Task goal ▸ Images are not part of the copy; transcribe all the data exactly.

Material provided ▸

## START

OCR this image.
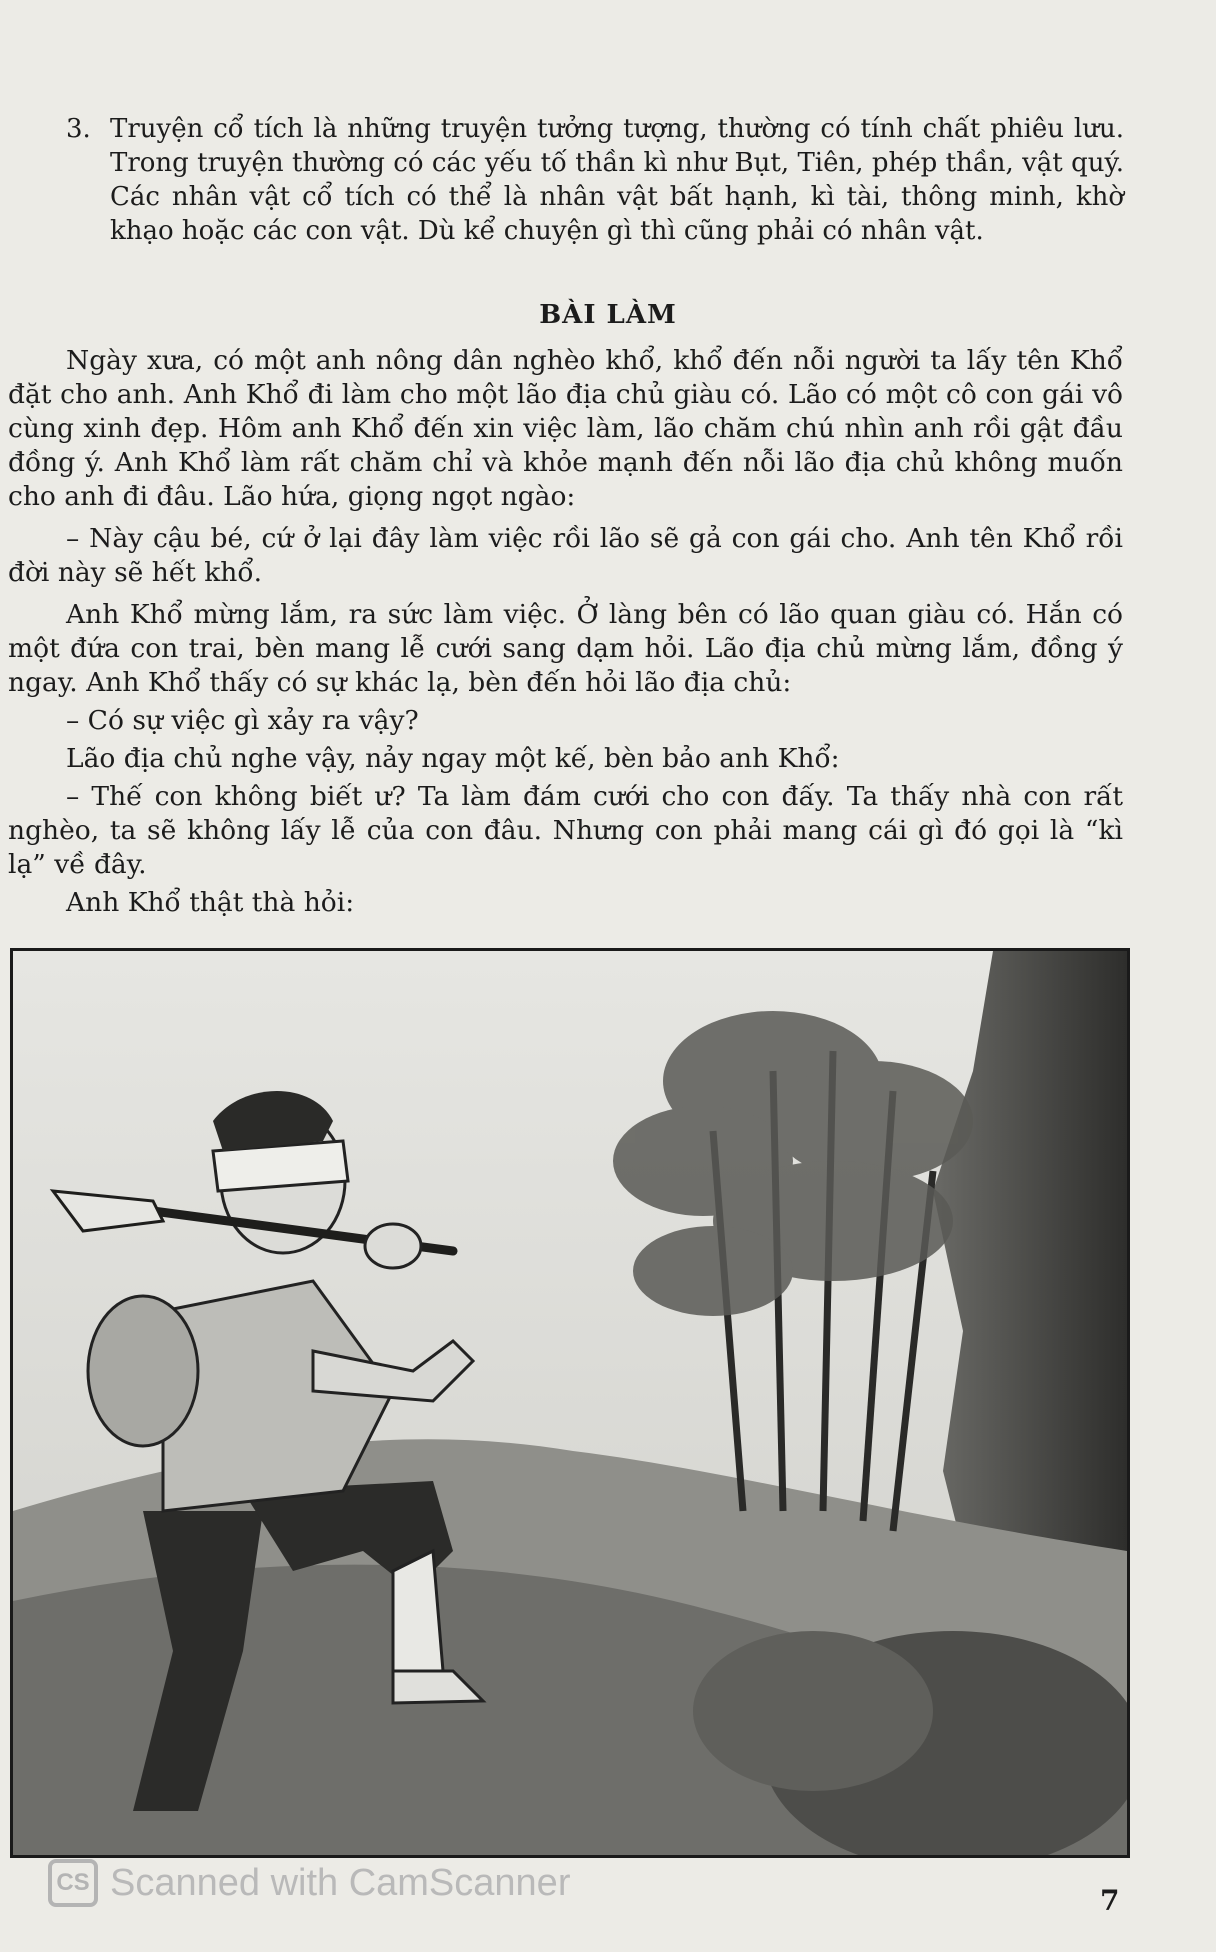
3. Truyện cổ tích là những truyện tưởng tượng, thường có tính chất phiêu lưu. Trong truyện thường có các yếu tố thần kì như Bụt, Tiên, phép thần, vật quý. Các nhân vật cổ tích có thể là nhân vật bất hạnh, kì tài, thông minh, khờ khạo hoặc các con vật. Dù kể chuyện gì thì cũng phải có nhân vật.
BÀI LÀM

Ngày xưa, có một anh nông dân nghèo khổ, khổ đến nỗi người ta lấy tên Khổ đặt cho anh. Anh Khổ đi làm cho một lão địa chủ giàu có. Lão có một cô con gái vô cùng xinh đẹp. Hôm anh Khổ đến xin việc làm, lão chăm chú nhìn anh rồi gật đầu đồng ý. Anh Khổ làm rất chăm chỉ và khỏe mạnh đến nỗi lão địa chủ không muốn cho anh đi đâu. Lão hứa, giọng ngọt ngào:

– Này cậu bé, cứ ở lại đây làm việc rồi lão sẽ gả con gái cho. Anh tên Khổ rồi đời này sẽ hết khổ.

Anh Khổ mừng lắm, ra sức làm việc. Ở làng bên có lão quan giàu có. Hắn có một đứa con trai, bèn mang lễ cưới sang dạm hỏi. Lão địa chủ mừng lắm, đồng ý ngay. Anh Khổ thấy có sự khác lạ, bèn đến hỏi lão địa chủ:

– Có sự việc gì xảy ra vậy?

Lão địa chủ nghe vậy, nảy ngay một kế, bèn bảo anh Khổ:

– Thế con không biết ư? Ta làm đám cưới cho con đấy. Ta thấy nhà con rất nghèo, ta sẽ không lấy lễ của con đâu. Nhưng con phải mang cái gì đó gọi là “kì lạ” về đây.

Anh Khổ thật thà hỏi:

CS Scanned with CamScanner	7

## END

The response ▸
OCR this image.
3. Truyện cổ tích là những truyện tưởng tượng, thường có tính chất phiêu lưu. Trong truyện thường có các yếu tố thần kì như Bụt, Tiên, phép thần, vật quý. Các nhân vật cổ tích có thể là nhân vật bất hạnh, kì tài, thông minh, khờ khạo hoặc các con vật. Dù kể chuyện gì thì cũng phải có nhân vật.
BÀI LÀM

Ngày xưa, có một anh nông dân nghèo khổ, khổ đến nỗi người ta lấy tên Khổ đặt cho anh. Anh Khổ đi làm cho một lão địa chủ giàu có. Lão có một cô con gái vô cùng xinh đẹp. Hôm anh Khổ đến xin việc làm, lão chăm chú nhìn anh rồi gật đầu đồng ý. Anh Khổ làm rất chăm chỉ và khỏe mạnh đến nỗi lão địa chủ không muốn cho anh đi đâu. Lão hứa, giọng ngọt ngào:

– Này cậu bé, cứ ở lại đây làm việc rồi lão sẽ gả con gái cho. Anh tên Khổ rồi đời này sẽ hết khổ.

Anh Khổ mừng lắm, ra sức làm việc. Ở làng bên có lão quan giàu có. Hắn có một đứa con trai, bèn mang lễ cưới sang dạm hỏi. Lão địa chủ mừng lắm, đồng ý ngay. Anh Khổ thấy có sự khác lạ, bèn đến hỏi lão địa chủ:

– Có sự việc gì xảy ra vậy?

Lão địa chủ nghe vậy, nảy ngay một kế, bèn bảo anh Khổ:

– Thế con không biết ư? Ta làm đám cưới cho con đấy. Ta thấy nhà con rất nghèo, ta sẽ không lấy lễ của con đâu. Nhưng con phải mang cái gì đó gọi là “kì lạ” về đây.

Anh Khổ thật thà hỏi:

CS Scanned with CamScanner	7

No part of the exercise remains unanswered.